Records from a data collection

▼

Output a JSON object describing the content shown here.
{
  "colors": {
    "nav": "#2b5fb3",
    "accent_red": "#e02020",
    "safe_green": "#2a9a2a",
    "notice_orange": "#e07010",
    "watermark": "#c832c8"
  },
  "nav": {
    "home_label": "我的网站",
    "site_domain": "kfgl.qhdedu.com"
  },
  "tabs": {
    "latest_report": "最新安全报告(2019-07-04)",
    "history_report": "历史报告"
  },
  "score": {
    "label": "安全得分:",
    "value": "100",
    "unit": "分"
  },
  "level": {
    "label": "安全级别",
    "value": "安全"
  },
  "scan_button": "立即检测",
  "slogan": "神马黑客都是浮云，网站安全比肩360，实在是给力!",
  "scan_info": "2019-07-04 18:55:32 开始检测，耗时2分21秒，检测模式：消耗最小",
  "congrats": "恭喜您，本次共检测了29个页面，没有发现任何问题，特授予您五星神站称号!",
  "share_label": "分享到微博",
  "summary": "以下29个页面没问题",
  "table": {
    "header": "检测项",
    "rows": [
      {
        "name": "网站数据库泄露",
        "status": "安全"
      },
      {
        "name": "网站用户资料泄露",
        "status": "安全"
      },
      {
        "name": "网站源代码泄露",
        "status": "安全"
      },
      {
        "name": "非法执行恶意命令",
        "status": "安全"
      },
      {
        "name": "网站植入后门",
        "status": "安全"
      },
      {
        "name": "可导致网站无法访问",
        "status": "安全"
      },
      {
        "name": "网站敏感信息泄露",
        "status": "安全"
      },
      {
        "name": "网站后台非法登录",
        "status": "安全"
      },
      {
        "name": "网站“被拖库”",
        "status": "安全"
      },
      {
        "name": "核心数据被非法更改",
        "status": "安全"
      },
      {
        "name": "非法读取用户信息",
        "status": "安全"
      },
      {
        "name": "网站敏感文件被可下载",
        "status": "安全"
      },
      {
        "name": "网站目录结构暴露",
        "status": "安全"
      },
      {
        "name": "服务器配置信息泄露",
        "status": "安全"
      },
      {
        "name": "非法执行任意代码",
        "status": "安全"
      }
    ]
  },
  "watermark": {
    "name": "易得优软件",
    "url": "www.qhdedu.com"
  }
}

▲
▼

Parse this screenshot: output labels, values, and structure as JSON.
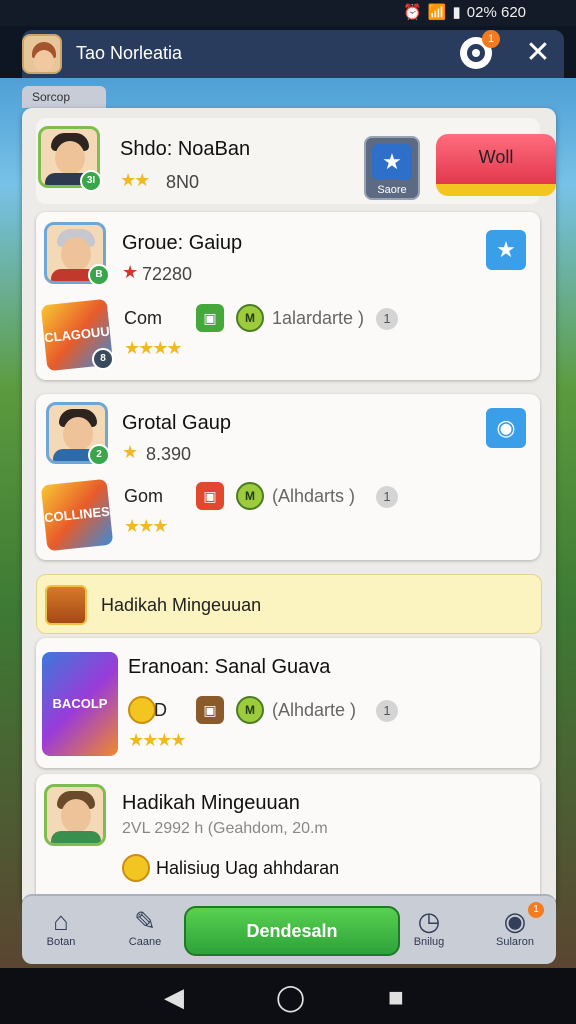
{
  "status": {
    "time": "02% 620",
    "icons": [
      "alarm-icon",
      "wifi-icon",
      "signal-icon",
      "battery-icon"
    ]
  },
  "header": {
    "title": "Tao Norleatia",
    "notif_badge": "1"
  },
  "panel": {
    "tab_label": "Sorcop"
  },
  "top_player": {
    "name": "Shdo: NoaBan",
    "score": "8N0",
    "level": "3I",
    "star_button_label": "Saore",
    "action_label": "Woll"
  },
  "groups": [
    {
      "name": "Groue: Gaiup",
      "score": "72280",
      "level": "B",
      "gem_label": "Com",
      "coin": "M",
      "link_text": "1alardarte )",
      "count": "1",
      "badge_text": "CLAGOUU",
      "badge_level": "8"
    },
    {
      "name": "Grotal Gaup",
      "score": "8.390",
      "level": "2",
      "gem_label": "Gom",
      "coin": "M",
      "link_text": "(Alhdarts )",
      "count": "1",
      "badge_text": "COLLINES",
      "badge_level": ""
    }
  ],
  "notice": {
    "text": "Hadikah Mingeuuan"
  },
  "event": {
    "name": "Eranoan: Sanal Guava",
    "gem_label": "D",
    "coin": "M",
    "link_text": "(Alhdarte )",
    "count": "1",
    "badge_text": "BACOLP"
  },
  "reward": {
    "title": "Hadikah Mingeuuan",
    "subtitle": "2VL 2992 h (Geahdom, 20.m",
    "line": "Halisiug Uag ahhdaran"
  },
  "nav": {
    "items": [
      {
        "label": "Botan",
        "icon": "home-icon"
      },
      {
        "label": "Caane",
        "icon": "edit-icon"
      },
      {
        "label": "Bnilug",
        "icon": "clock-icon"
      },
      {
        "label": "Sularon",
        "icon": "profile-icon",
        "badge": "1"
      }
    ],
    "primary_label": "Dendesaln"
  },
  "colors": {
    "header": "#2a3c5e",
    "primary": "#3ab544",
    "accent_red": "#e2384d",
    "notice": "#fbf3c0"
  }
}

▲

_To do_
Check every line of the data above for the string "JSON", and copy those that have it.

_Right answer_
Output a JSON object describing the content shown here.
Parse this screenshot: output labels, values, and structure as JSON.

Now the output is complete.